* [Data lines]

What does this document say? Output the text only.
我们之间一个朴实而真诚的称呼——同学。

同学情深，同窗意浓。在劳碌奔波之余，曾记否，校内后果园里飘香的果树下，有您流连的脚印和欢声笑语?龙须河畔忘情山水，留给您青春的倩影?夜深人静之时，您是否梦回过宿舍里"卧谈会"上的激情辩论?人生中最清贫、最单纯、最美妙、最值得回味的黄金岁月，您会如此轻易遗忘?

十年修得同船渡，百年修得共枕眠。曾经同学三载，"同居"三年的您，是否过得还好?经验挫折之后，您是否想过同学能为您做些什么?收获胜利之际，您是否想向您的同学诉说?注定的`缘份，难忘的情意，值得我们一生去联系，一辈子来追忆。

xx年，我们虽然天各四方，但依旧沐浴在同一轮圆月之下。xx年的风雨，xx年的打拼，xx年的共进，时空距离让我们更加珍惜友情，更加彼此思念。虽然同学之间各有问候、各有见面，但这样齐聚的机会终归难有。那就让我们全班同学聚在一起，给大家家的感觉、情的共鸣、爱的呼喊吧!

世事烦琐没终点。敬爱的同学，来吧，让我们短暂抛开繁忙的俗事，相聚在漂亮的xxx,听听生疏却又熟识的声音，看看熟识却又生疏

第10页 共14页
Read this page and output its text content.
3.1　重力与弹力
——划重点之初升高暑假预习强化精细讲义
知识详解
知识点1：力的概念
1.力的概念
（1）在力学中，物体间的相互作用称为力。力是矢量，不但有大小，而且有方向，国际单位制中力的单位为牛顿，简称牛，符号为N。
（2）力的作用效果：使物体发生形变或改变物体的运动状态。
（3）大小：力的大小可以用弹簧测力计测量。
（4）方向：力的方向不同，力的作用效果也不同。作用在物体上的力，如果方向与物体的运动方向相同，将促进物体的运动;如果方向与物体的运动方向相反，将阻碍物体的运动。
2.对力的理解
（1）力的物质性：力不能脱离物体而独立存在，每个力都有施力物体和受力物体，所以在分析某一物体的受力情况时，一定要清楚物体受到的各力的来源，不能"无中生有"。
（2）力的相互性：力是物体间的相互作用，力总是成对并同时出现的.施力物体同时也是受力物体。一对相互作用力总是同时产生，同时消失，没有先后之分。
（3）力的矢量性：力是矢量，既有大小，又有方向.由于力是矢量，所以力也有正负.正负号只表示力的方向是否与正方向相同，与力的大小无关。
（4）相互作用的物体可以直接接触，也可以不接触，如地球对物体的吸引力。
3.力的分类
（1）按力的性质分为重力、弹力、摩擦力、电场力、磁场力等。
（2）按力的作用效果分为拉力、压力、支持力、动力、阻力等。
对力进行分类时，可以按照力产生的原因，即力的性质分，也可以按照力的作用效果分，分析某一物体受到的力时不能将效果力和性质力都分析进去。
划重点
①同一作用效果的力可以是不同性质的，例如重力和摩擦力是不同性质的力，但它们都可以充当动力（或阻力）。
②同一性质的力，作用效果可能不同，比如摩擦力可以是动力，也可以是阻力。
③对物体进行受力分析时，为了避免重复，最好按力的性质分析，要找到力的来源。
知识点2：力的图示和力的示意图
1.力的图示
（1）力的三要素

* [Exercise] Reproduce the material exactly, with every line intact.

* [Task result]
What does this document say? Output the text only.
我们之间一个朴实而真诚的称呼——同学。

同学情深，同窗意浓。在劳碌奔波之余，曾记否，校内后果园里飘香的果树下，有您流连的脚印和欢声笑语?龙须河畔忘情山水，留给您青春的倩影?夜深人静之时，您是否梦回过宿舍里"卧谈会"上的激情辩论?人生中最清贫、最单纯、最美妙、最值得回味的黄金岁月，您会如此轻易遗忘?

十年修得同船渡，百年修得共枕眠。曾经同学三载，"同居"三年的您，是否过得还好?经验挫折之后，您是否想过同学能为您做些什么?收获胜利之际，您是否想向您的同学诉说?注定的`缘份，难忘的情意，值得我们一生去联系，一辈子来追忆。

xx年，我们虽然天各四方，但依旧沐浴在同一轮圆月之下。xx年的风雨，xx年的打拼，xx年的共进，时空距离让我们更加珍惜友情，更加彼此思念。虽然同学之间各有问候、各有见面，但这样齐聚的机会终归难有。那就让我们全班同学聚在一起，给大家家的感觉、情的共鸣、爱的呼喊吧!

世事烦琐没终点。敬爱的同学，来吧，让我们短暂抛开繁忙的俗事，相聚在漂亮的xxx,听听生疏却又熟识的声音，看看熟识却又生疏

第10页 共14页
Read this page and output its text content.
3.1　重力与弹力
——划重点之初升高暑假预习强化精细讲义
知识详解
知识点1：力的概念
1.力的概念
（1）在力学中，物体间的相互作用称为力。力是矢量，不但有大小，而且有方向，国际单位制中力的单位为牛顿，简称牛，符号为N。
（2）力的作用效果：使物体发生形变或改变物体的运动状态。
（3）大小：力的大小可以用弹簧测力计测量。
（4）方向：力的方向不同，力的作用效果也不同。作用在物体上的力，如果方向与物体的运动方向相同，将促进物体的运动;如果方向与物体的运动方向相反，将阻碍物体的运动。
2.对力的理解
（1）力的物质性：力不能脱离物体而独立存在，每个力都有施力物体和受力物体，所以在分析某一物体的受力情况时，一定要清楚物体受到的各力的来源，不能"无中生有"。
（2）力的相互性：力是物体间的相互作用，力总是成对并同时出现的.施力物体同时也是受力物体。一对相互作用力总是同时产生，同时消失，没有先后之分。
（3）力的矢量性：力是矢量，既有大小，又有方向.由于力是矢量，所以力也有正负.正负号只表示力的方向是否与正方向相同，与力的大小无关。
（4）相互作用的物体可以直接接触，也可以不接触，如地球对物体的吸引力。
3.力的分类
（1）按力的性质分为重力、弹力、摩擦力、电场力、磁场力等。
（2）按力的作用效果分为拉力、压力、支持力、动力、阻力等。
对力进行分类时，可以按照力产生的原因，即力的性质分，也可以按照力的作用效果分，分析某一物体受到的力时不能将效果力和性质力都分析进去。
划重点
①同一作用效果的力可以是不同性质的，例如重力和摩擦力是不同性质的力，但它们都可以充当动力（或阻力）。
②同一性质的力，作用效果可能不同，比如摩擦力可以是动力，也可以是阻力。
③对物体进行受力分析时，为了避免重复，最好按力的性质分析，要找到力的来源。
知识点2：力的图示和力的示意图
1.力的图示
（1）力的三要素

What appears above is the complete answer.